--- RAW RECORDS ---
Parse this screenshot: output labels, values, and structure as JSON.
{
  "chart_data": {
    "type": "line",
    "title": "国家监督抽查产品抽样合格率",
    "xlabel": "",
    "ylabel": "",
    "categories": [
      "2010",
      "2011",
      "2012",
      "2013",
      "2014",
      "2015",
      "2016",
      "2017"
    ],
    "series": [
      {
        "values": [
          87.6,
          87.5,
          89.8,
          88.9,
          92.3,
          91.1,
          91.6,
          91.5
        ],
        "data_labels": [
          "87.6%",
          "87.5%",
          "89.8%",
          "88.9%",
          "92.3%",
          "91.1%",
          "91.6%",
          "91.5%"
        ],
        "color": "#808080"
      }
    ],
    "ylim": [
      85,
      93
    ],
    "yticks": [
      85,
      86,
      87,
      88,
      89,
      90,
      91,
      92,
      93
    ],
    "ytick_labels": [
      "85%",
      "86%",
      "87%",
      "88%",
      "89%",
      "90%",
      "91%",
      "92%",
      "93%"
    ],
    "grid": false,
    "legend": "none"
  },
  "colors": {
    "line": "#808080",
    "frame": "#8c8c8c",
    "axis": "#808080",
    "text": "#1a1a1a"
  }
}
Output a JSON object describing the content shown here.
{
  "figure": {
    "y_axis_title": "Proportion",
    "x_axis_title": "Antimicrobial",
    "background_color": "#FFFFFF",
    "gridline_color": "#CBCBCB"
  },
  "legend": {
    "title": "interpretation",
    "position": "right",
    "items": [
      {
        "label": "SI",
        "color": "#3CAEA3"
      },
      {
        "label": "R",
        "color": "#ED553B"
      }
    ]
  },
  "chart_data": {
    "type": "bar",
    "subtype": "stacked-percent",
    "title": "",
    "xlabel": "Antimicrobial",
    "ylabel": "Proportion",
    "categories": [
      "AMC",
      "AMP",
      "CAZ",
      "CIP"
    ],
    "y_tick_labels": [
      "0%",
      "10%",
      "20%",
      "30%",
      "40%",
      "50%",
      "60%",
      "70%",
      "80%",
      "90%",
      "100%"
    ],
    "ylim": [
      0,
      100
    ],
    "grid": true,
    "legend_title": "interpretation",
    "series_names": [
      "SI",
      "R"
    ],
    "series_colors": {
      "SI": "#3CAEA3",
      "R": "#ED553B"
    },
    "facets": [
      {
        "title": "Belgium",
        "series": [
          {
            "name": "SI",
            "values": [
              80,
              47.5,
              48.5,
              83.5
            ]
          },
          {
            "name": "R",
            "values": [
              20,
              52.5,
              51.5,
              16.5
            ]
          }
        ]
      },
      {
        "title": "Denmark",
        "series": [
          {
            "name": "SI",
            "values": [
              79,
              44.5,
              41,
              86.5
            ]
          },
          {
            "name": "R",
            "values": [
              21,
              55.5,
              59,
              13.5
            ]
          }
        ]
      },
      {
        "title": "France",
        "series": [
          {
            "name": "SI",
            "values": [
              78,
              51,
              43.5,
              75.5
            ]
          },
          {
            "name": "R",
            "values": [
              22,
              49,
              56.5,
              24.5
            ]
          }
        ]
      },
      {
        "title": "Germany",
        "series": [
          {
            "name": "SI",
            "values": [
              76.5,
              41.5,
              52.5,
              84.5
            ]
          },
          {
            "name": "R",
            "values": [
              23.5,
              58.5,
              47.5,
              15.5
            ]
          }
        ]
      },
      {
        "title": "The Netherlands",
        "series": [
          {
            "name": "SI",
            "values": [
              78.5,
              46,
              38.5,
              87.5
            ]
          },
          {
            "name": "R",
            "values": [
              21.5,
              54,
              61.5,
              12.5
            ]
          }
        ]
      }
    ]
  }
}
---
Pick out the lines that have the word "Proportion". Copy them all.

    "y_axis_title": "Proportion",
    "ylabel": "Proportion",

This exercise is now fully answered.